# Prompt:
Copy the lines below word for word, beginning at the line that contains "resize-grip-icon[interactable] bbox=[961, 581, 971, 591]" and stopping after the line that contains "close-icon[interactable]: × bbox=[1125, 79, 1145, 99]".

# Records for the task:
:::::

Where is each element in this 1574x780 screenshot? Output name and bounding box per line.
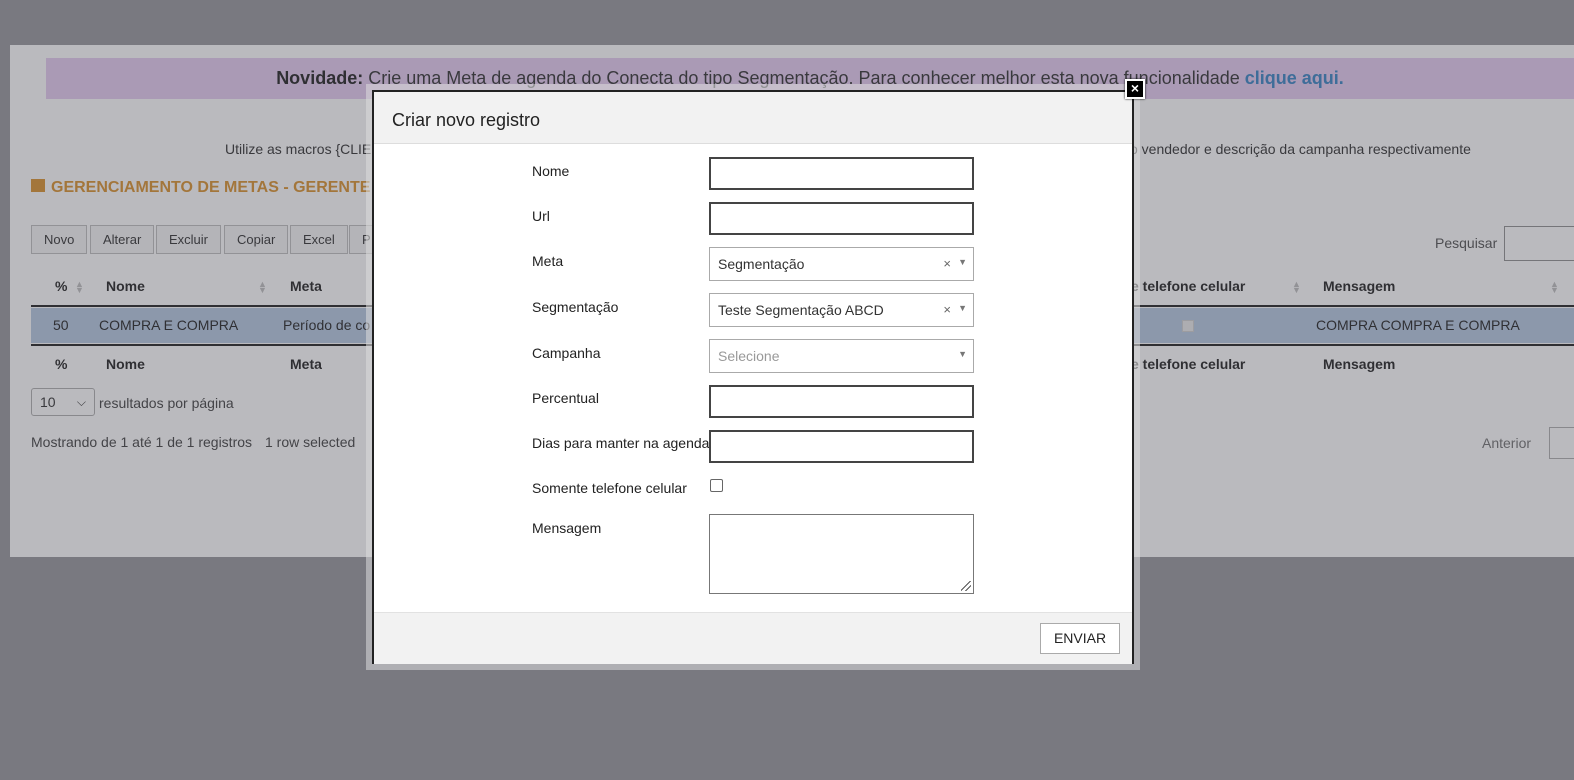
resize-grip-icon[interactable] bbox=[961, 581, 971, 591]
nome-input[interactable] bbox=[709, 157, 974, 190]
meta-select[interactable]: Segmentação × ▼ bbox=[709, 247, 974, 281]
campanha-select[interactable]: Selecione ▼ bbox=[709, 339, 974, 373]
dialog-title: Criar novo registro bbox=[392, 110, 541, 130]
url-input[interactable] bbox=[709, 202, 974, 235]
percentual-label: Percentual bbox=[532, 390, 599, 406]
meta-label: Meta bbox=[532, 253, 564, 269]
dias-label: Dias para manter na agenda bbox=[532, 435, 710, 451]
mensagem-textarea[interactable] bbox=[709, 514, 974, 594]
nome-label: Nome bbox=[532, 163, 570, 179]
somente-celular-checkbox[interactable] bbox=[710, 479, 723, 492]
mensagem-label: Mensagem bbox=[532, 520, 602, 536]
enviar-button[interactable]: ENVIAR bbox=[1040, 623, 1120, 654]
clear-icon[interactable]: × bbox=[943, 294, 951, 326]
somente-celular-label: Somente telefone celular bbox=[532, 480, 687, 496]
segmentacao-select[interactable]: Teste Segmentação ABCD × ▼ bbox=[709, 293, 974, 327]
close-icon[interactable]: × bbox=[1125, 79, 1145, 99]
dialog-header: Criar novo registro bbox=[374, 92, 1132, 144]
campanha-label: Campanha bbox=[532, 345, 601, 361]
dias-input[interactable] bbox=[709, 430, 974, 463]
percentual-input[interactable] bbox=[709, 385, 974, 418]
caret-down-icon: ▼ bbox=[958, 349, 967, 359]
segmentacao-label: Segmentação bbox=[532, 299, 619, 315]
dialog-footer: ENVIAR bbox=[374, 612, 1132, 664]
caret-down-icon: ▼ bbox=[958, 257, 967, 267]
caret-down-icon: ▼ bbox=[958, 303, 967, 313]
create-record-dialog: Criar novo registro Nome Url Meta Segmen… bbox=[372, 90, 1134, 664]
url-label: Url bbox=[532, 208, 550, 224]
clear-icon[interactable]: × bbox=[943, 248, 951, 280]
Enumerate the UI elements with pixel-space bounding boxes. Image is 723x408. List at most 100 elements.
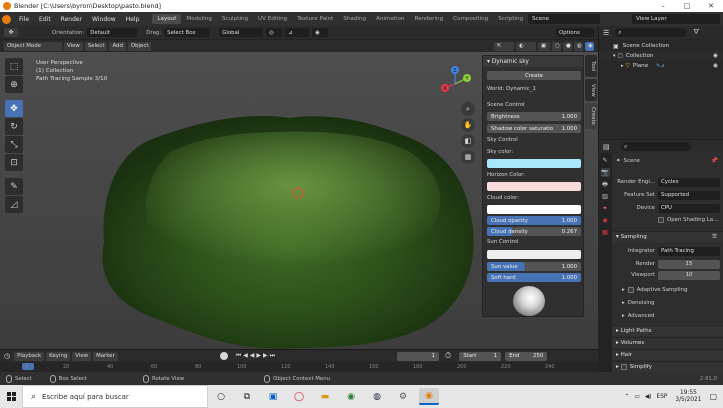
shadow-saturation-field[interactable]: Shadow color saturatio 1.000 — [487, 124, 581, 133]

:::::

# Solution to the exercise:
resize-grip-icon[interactable] bbox=[961, 581, 971, 591]
nome-input[interactable] bbox=[709, 157, 974, 190]
meta-select[interactable]: Segmentação × ▼ bbox=[709, 247, 974, 281]
campanha-select[interactable]: Selecione ▼ bbox=[709, 339, 974, 373]
dialog-title: Criar novo registro bbox=[392, 110, 541, 130]
url-input[interactable] bbox=[709, 202, 974, 235]
percentual-label: Percentual bbox=[532, 390, 599, 406]
meta-label: Meta bbox=[532, 253, 564, 269]
dias-label: Dias para manter na agenda bbox=[532, 435, 710, 451]
mensagem-textarea[interactable] bbox=[709, 514, 974, 594]
nome-label: Nome bbox=[532, 163, 570, 179]
somente-celular-checkbox[interactable] bbox=[710, 479, 723, 492]
mensagem-label: Mensagem bbox=[532, 520, 602, 536]
enviar-button[interactable]: ENVIAR bbox=[1040, 623, 1120, 654]
clear-icon[interactable]: × bbox=[943, 294, 951, 326]
somente-celular-label: Somente telefone celular bbox=[532, 480, 687, 496]
segmentacao-select[interactable]: Teste Segmentação ABCD × ▼ bbox=[709, 293, 974, 327]
close-icon[interactable]: × bbox=[1125, 79, 1145, 99]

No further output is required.